* **The task**:
Locate the lines of the listing below that hold "this", then copy each of them.

* **The data**:

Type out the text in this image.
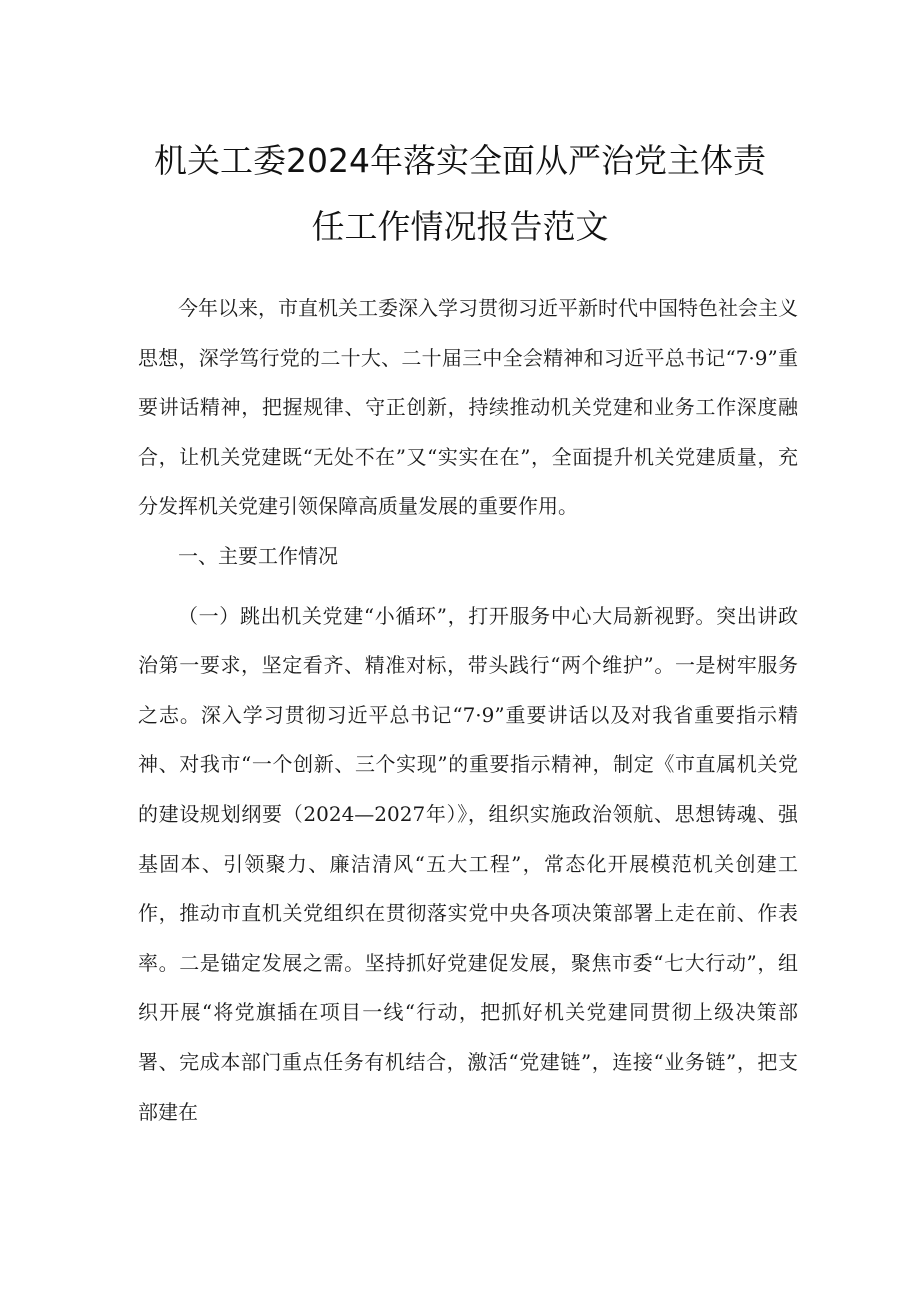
机关工委2024年落实全面从严治党主体责
任工作情况报告范文

今年以来，市直机关工委深入学习贯彻习近平新时代中国特色社会主义思想，深学笃行党的二十大、二十届三中全会精神和习近平总书记“7·9”重要讲话精神，把握规律、守正创新，持续推动机关党建和业务工作深度融合，让机关党建既“无处不在”又“实实在在”，全面提升机关党建质量，充分发挥机关党建引领保障高质量发展的重要作用。

一、主要工作情况

（一）跳出机关党建“小循环”，打开服务中心大局新视野。突出讲政治第一要求，坚定看齐、精准对标，带头践行“两个维护”。一是树牢服务之志。深入学习贯彻习近平总书记“7·9”重要讲话以及对我省重要指示精神、对我市“一个创新、三个实现”的重要指示精神，制定《市直属机关党的建设规划纲要（2024—2027年）》，组织实施政治领航、思想铸魂、强基固本、引领聚力、廉洁清风“五大工程”，常态化开展模范机关创建工作，推动市直机关党组织在贯彻落实党中央各项决策部署上走在前、作表率。二是锚定发展之需。坚持抓好党建促发展，聚焦市委“七大行动”，组织开展“将党旗插在项目一线“行动，把抓好机关党建同贯彻上级决策部署、完成本部门重点任务有机结合，激活“党建链”，连接“业务链”，把支部建在
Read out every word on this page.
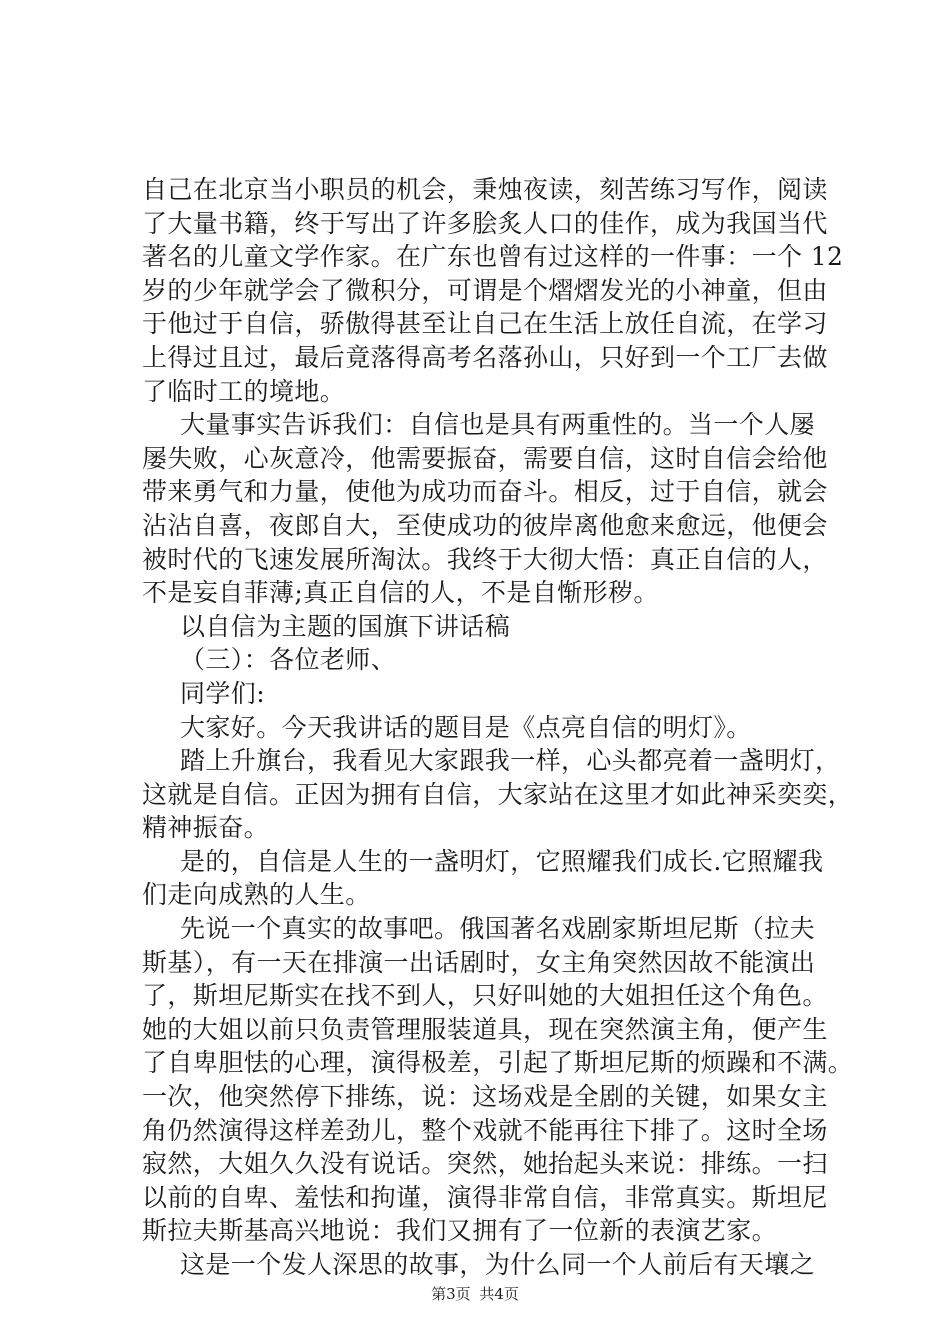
自己在北京当小职员的机会，秉烛夜读，刻苦练习写作，阅读
了大量书籍，终于写出了许多脍炙人口的佳作，成为我国当代
著名的儿童文学作家。在广东也曾有过这样的一件事：一个 12
岁的少年就学会了微积分，可谓是个熠熠发光的小神童，但由
于他过于自信，骄傲得甚至让自己在生活上放任自流，在学习
上得过且过，最后竟落得高考名落孙山，只好到一个工厂去做
了临时工的境地。
大量事实告诉我们：自信也是具有两重性的。当一个人屡
屡失败，心灰意冷，他需要振奋，需要自信，这时自信会给他
带来勇气和力量，使他为成功而奋斗。相反，过于自信，就会
沾沾自喜，夜郎自大，至使成功的彼岸离他愈来愈远，他便会
被时代的飞速发展所淘汰。我终于大彻大悟：真正自信的人，
不是妄自菲薄;真正自信的人，不是自惭形秽。
以自信为主题的国旗下讲话稿
（三）：各位老师、
同学们:
大家好。今天我讲话的题目是《点亮自信的明灯》。
踏上升旗台，我看见大家跟我一样，心头都亮着一盏明灯，
这就是自信。正因为拥有自信，大家站在这里才如此神采奕奕，
精神振奋。
是的，自信是人生的一盏明灯，它照耀我们成长.它照耀我
们走向成熟的人生。
先说一个真实的故事吧。俄国著名戏剧家斯坦尼斯（拉夫
斯基），有一天在排演一出话剧时，女主角突然因故不能演出
了，斯坦尼斯实在找不到人，只好叫她的大姐担任这个角色。
她的大姐以前只负责管理服装道具，现在突然演主角，便产生
了自卑胆怯的心理，演得极差，引起了斯坦尼斯的烦躁和不满。
一次，他突然停下排练，说：这场戏是全剧的关键，如果女主
角仍然演得这样差劲儿，整个戏就不能再往下排了。这时全场
寂然，大姐久久没有说话。突然，她抬起头来说：排练。一扫
以前的自卑、羞怯和拘谨，演得非常自信，非常真实。斯坦尼
斯拉夫斯基高兴地说：我们又拥有了一位新的表演艺家。
这是一个发人深思的故事，为什么同一个人前后有天壤之
第3页 共4页
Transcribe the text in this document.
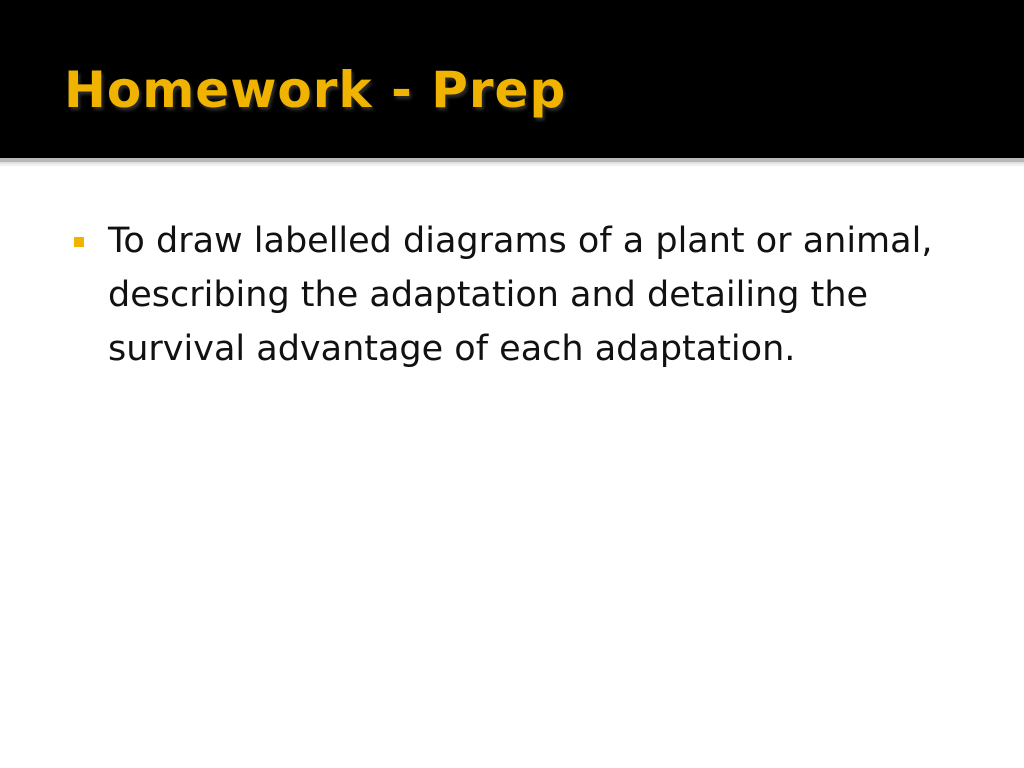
Homework - Prep
To draw labelled diagrams of a plant or animal, describing the adaptation and detailing the survival advantage of each adaptation.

* **Final result**:
Type out the text in this image.
Read out every word on this page.
Transcribe the text in this document.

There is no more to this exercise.